**** Provided data ****
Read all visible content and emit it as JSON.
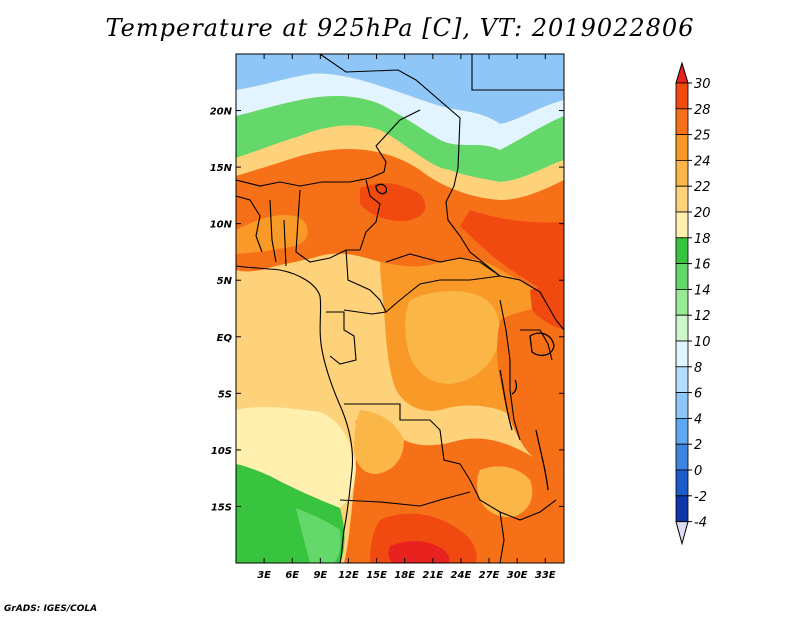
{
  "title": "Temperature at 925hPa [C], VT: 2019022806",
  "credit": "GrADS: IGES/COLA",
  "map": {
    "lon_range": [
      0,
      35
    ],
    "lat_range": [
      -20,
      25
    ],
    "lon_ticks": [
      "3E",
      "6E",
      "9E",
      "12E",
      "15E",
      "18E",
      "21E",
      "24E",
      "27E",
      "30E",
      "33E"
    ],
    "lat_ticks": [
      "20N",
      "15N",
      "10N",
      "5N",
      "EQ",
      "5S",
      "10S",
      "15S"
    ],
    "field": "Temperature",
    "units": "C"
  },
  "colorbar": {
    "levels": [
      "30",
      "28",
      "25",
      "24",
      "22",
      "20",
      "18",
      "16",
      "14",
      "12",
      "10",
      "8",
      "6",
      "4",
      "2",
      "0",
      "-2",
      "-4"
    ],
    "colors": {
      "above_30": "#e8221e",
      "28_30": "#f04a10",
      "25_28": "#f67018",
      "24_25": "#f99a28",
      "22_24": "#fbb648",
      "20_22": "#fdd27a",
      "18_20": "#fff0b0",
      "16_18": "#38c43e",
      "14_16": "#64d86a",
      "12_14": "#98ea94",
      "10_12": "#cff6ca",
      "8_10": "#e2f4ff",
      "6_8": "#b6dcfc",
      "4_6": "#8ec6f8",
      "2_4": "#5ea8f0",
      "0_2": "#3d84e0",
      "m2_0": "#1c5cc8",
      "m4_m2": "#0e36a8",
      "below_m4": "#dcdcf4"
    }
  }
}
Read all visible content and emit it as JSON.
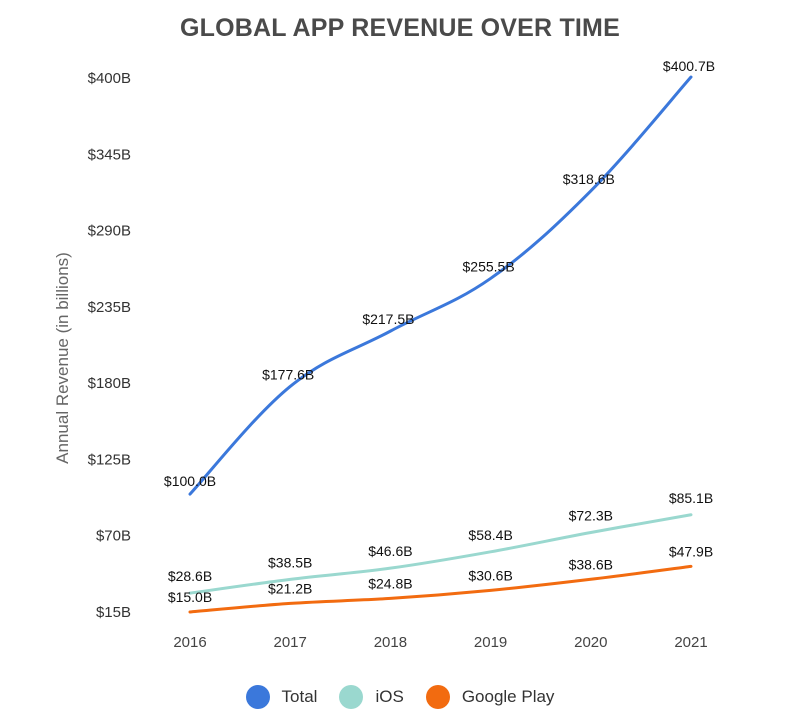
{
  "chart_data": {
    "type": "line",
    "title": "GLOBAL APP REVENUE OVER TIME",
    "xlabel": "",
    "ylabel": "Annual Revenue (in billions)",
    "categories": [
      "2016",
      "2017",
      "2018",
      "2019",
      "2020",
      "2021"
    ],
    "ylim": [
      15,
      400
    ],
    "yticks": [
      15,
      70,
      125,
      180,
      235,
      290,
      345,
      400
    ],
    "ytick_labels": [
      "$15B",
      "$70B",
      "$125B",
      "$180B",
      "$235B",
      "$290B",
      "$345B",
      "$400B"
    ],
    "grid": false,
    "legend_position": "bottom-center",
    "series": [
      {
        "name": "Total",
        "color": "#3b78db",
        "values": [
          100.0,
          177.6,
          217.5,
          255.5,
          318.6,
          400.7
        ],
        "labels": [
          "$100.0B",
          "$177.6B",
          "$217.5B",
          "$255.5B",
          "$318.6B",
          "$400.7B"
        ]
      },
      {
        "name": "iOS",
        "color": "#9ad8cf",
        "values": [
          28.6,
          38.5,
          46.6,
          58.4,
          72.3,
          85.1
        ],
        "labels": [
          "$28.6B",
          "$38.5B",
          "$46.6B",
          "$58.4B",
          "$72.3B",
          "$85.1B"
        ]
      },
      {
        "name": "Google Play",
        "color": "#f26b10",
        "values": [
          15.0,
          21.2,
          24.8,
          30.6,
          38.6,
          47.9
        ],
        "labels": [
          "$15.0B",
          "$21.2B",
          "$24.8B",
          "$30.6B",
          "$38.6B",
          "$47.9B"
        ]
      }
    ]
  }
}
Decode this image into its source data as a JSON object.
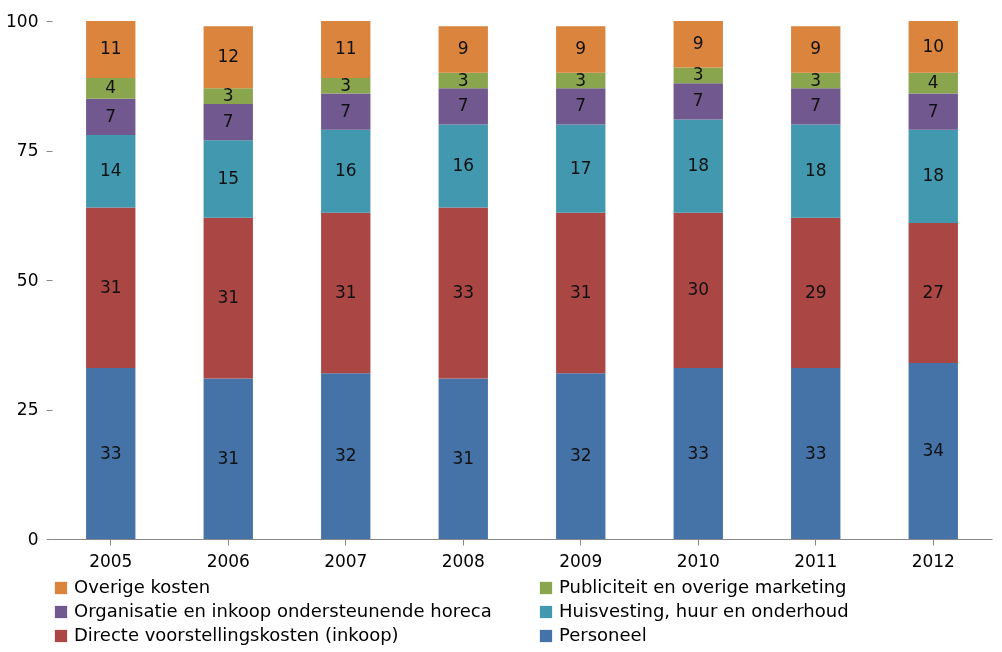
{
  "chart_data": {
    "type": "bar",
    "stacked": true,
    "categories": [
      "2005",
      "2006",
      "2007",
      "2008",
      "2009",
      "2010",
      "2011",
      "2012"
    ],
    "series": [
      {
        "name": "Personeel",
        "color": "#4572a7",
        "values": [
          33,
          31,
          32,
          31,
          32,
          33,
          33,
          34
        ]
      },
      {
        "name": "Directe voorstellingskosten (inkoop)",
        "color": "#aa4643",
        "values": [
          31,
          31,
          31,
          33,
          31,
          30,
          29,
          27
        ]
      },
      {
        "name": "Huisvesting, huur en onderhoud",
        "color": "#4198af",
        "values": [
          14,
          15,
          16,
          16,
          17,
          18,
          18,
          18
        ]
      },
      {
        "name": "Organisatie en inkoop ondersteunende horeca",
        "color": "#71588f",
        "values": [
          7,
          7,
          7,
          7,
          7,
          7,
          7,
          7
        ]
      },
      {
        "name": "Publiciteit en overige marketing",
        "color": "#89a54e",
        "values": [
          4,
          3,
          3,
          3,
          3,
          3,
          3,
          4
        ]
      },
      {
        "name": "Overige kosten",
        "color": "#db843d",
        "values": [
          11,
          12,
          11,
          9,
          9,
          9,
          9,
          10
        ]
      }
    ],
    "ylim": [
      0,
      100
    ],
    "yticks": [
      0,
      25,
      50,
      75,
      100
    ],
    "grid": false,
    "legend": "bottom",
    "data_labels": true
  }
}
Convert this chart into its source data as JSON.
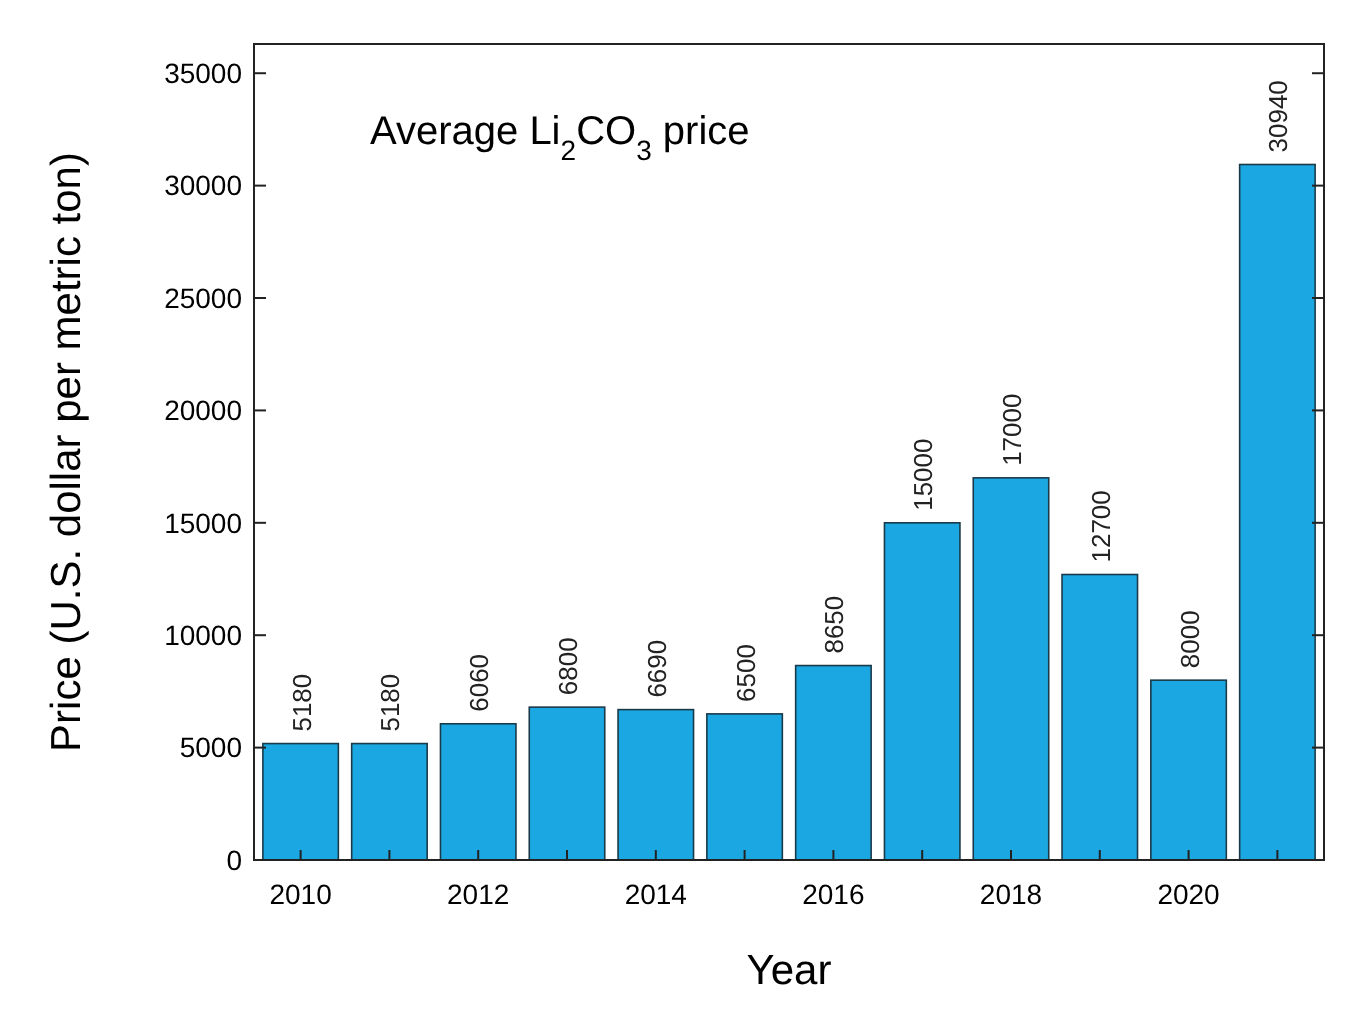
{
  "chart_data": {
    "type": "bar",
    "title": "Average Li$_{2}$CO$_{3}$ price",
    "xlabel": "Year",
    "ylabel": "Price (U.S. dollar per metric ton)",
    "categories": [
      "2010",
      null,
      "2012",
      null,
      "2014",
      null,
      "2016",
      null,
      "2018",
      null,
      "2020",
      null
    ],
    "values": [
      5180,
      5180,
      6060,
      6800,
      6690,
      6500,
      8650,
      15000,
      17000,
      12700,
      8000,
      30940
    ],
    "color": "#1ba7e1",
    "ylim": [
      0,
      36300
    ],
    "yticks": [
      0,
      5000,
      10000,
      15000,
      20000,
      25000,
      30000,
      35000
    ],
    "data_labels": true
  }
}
****
**** Provided data ****
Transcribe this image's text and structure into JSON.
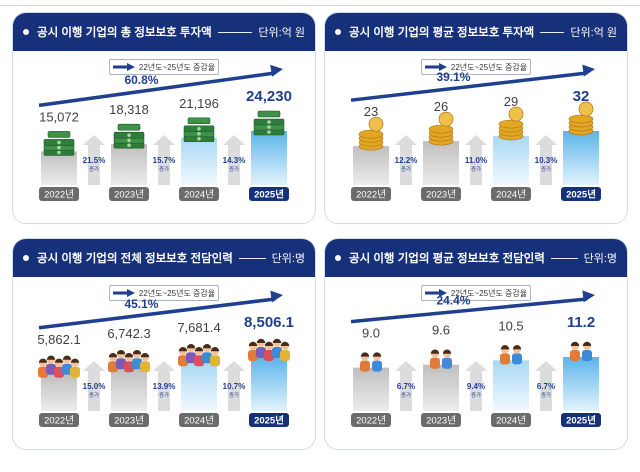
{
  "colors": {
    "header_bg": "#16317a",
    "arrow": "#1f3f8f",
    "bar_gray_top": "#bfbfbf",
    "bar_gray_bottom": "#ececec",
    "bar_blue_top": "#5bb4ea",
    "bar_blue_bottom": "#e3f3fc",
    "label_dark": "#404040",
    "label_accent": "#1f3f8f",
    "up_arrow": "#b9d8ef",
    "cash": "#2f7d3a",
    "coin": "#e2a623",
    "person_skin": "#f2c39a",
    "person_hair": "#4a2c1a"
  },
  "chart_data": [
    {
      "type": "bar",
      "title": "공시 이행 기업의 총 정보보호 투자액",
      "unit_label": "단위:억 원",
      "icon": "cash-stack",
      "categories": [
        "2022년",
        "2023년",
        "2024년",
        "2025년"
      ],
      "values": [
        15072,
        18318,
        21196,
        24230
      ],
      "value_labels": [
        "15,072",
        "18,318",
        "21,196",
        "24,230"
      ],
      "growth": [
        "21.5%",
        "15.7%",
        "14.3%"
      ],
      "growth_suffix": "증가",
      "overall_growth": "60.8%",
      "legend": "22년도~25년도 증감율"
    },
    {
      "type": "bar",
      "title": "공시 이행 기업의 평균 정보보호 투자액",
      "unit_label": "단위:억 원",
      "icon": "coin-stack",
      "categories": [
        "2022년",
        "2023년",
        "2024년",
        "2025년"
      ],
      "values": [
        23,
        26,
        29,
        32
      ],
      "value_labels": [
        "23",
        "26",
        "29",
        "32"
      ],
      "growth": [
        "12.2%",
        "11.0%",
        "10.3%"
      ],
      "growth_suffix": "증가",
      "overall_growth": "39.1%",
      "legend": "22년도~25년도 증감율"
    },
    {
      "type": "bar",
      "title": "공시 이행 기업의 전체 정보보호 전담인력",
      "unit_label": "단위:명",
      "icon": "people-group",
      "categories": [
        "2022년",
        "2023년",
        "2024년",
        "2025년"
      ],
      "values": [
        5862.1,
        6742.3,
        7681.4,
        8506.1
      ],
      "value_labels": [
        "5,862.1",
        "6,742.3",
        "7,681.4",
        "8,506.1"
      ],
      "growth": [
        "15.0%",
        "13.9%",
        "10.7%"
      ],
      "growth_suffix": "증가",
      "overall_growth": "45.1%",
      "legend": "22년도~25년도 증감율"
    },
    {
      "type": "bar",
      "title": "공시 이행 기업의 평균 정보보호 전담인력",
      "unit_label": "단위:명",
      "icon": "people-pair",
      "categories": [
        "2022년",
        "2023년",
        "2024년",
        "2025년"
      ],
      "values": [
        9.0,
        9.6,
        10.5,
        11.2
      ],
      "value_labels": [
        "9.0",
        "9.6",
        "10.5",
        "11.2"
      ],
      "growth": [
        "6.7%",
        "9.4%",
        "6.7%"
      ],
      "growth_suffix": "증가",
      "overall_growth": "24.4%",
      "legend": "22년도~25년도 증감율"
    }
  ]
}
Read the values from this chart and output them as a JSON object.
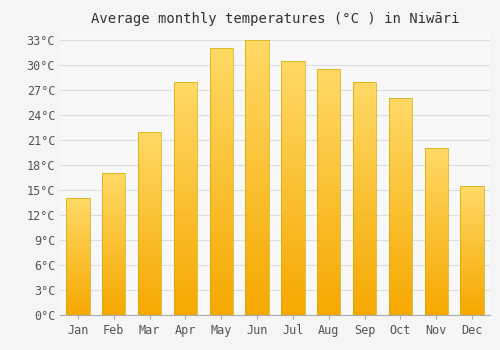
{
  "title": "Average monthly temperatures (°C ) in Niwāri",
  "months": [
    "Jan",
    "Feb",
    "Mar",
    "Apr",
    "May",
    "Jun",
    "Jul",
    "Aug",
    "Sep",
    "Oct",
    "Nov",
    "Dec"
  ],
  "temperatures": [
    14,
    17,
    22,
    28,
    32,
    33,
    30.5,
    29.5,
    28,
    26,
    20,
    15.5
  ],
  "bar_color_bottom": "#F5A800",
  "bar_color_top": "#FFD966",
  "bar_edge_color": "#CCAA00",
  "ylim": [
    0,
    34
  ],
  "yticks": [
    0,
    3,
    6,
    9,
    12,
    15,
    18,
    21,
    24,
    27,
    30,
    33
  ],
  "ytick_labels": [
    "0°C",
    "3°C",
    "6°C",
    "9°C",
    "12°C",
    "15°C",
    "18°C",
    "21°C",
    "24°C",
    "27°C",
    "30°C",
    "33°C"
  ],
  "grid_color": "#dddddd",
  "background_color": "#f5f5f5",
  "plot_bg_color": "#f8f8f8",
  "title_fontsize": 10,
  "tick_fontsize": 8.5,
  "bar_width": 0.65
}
****
**** Provided data ****
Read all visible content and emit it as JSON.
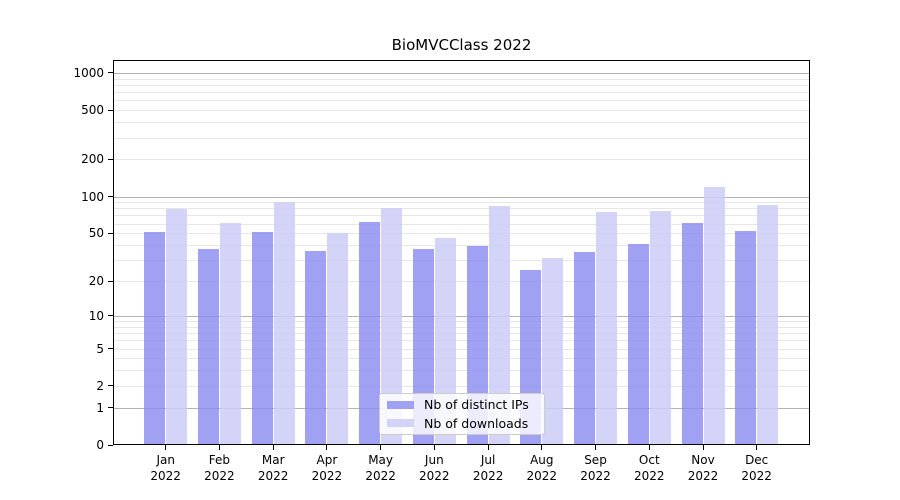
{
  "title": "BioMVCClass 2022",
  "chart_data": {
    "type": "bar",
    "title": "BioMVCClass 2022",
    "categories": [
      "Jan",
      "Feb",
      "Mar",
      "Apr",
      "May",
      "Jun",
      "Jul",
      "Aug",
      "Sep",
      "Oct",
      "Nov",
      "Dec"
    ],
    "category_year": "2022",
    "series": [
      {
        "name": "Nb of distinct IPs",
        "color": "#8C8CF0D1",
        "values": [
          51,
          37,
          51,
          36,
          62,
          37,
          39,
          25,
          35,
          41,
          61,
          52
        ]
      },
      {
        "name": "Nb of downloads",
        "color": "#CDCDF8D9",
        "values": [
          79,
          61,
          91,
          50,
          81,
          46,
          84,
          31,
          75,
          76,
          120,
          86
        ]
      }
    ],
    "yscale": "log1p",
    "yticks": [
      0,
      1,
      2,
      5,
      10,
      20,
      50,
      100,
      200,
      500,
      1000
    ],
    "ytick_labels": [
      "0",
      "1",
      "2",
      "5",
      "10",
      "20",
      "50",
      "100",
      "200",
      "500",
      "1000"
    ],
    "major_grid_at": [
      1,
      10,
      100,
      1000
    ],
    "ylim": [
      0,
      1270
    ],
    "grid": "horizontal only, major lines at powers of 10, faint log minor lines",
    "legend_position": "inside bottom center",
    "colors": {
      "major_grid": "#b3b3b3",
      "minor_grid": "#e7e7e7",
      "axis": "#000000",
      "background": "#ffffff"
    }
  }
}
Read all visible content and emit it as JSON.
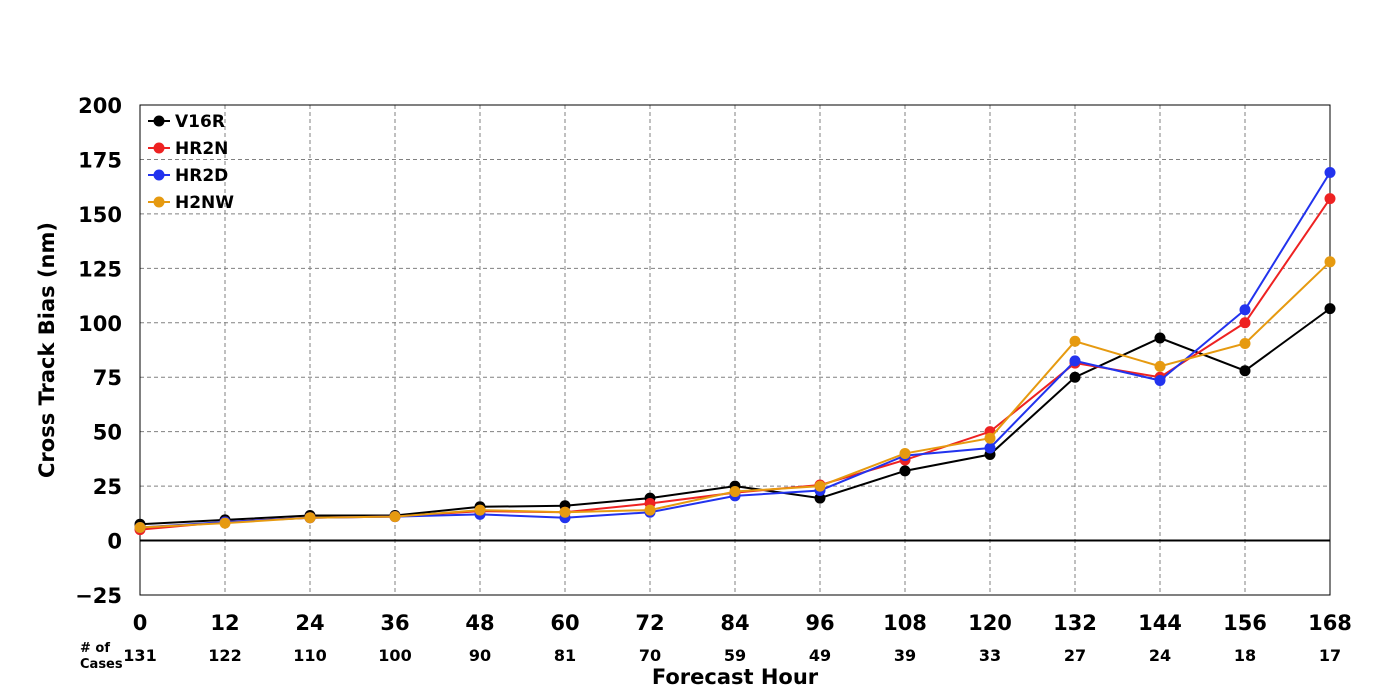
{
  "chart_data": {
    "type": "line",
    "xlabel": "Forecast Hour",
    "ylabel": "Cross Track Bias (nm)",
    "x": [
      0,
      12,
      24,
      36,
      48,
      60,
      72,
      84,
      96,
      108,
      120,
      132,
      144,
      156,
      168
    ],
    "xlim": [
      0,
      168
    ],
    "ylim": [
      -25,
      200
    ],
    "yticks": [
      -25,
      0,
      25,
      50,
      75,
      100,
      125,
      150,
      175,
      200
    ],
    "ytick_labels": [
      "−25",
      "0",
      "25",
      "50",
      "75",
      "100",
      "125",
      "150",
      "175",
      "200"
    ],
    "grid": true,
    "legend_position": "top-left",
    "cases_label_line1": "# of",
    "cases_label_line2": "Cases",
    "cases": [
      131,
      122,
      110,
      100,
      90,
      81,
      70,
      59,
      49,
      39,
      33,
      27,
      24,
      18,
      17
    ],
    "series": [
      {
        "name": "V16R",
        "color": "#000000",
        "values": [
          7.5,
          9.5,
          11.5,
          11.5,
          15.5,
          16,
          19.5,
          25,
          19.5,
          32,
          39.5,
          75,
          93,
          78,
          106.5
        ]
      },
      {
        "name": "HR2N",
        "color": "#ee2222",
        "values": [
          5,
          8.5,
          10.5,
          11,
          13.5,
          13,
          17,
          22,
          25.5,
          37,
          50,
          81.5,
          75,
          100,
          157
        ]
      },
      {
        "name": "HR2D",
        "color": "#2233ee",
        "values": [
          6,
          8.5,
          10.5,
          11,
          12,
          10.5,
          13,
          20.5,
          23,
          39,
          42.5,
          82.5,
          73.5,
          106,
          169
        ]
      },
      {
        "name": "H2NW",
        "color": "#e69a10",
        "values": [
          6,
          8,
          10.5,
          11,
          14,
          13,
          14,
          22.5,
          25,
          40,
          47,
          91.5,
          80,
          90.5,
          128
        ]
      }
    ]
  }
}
****
## [Instructions to follow]
How many lines in the listing contain "source"? Answer with the number alone.

## [Result for this task]
2